[Items listed in a dataset]
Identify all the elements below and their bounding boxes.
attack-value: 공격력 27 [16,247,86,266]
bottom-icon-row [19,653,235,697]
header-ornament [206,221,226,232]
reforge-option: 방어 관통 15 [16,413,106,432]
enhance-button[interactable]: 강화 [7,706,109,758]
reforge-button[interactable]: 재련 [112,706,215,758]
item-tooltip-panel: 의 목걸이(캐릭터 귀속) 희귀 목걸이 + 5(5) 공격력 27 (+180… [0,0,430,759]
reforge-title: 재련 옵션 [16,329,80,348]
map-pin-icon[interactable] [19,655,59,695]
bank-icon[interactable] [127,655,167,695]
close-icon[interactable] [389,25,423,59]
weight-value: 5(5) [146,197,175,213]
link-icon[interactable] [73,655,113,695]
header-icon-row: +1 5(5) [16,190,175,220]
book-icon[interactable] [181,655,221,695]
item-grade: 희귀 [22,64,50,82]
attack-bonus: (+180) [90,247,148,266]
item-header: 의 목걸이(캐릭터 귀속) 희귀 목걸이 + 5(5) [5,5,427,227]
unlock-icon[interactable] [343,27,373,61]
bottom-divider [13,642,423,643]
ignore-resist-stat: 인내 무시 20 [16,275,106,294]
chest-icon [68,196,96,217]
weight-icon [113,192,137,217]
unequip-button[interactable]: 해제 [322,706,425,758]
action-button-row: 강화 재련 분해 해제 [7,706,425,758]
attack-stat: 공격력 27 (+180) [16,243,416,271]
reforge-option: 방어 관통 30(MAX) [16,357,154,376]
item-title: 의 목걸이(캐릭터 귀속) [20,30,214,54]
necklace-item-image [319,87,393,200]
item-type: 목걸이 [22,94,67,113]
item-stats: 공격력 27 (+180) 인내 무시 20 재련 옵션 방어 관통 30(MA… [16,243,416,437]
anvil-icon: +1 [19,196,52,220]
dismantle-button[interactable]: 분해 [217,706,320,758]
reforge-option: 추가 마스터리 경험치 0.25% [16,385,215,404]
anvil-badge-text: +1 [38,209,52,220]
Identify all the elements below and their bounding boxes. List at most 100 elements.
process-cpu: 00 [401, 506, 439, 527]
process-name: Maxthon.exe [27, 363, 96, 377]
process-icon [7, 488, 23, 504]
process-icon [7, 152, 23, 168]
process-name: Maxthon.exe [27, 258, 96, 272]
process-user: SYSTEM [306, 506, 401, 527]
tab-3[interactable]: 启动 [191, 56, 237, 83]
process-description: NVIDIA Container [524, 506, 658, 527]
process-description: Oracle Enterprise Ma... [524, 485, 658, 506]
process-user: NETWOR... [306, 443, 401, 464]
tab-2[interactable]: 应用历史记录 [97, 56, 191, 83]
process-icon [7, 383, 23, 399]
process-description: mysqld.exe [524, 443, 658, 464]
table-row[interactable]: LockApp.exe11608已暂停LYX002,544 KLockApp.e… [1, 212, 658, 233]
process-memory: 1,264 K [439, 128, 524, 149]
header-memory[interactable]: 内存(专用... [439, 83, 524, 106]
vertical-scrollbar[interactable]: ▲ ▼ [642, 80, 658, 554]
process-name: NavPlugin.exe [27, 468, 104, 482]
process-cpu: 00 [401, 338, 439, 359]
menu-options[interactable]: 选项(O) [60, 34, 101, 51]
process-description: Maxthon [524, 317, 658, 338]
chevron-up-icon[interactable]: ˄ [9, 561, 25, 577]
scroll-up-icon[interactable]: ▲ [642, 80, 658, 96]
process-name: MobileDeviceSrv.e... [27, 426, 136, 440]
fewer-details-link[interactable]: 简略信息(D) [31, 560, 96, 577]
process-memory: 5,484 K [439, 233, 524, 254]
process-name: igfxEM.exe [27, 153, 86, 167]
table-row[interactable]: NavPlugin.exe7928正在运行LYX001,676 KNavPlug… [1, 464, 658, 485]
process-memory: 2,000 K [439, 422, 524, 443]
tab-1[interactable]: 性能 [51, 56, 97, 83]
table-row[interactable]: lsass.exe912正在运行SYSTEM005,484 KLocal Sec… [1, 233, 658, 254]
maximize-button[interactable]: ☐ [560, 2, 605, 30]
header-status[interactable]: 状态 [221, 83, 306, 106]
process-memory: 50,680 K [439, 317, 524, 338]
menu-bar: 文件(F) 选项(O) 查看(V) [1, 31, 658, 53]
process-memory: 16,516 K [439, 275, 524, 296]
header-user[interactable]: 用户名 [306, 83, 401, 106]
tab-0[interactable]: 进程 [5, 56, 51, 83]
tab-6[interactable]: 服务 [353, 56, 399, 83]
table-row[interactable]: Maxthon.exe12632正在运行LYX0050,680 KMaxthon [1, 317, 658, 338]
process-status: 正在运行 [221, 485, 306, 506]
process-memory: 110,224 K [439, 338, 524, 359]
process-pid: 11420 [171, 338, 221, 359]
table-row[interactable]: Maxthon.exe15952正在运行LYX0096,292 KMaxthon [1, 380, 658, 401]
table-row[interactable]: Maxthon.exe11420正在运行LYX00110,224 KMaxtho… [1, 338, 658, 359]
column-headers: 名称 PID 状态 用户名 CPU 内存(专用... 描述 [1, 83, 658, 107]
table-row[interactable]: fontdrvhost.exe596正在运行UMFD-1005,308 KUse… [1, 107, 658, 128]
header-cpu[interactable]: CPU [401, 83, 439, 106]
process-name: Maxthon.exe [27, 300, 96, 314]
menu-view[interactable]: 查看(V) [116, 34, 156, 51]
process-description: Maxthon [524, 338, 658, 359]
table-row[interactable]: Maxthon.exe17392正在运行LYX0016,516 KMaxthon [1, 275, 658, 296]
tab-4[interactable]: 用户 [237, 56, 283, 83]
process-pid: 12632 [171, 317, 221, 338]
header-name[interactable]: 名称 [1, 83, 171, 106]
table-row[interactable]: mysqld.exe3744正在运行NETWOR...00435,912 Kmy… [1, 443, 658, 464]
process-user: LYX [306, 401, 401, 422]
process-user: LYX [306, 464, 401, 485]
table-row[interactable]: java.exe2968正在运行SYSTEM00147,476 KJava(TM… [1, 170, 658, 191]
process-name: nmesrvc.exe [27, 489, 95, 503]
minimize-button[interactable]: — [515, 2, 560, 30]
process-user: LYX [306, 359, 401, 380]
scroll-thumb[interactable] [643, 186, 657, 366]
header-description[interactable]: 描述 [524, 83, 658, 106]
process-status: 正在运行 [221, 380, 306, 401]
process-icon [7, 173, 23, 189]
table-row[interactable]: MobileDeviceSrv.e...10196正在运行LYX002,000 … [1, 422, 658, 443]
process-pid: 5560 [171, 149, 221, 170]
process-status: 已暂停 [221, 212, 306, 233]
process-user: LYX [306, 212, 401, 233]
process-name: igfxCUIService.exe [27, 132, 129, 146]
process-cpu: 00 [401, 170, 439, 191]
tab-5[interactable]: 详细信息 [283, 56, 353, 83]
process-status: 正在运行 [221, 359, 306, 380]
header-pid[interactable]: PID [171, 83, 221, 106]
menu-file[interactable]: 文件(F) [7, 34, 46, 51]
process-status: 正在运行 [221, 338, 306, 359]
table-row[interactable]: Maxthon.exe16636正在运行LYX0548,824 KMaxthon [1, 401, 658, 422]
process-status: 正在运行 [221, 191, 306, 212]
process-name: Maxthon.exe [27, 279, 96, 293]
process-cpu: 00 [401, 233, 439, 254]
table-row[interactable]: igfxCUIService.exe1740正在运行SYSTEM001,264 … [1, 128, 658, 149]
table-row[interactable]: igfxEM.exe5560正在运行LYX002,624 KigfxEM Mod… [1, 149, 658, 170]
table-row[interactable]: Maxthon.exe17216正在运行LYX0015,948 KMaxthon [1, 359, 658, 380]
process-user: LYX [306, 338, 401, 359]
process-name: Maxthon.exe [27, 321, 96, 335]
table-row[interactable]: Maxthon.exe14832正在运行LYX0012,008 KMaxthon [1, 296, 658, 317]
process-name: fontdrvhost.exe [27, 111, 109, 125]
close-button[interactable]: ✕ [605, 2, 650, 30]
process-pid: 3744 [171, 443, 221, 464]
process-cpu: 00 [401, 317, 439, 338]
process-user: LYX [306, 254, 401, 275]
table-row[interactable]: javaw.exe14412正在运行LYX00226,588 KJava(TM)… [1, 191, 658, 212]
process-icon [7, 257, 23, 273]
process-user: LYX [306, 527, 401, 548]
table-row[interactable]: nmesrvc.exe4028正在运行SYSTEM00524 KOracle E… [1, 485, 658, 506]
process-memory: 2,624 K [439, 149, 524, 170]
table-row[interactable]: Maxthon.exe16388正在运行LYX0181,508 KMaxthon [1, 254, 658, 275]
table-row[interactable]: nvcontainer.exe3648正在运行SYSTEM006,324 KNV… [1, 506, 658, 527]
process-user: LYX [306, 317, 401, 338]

### Given task
Gather every line in the data above that contains the string "MobileDeviceSrv".

### Task solution
process-name: MobileDeviceSrv.e... [27, 426, 136, 440]
table-row[interactable]: MobileDeviceSrv.e...10196正在运行LYX002,000 … [1, 422, 658, 443]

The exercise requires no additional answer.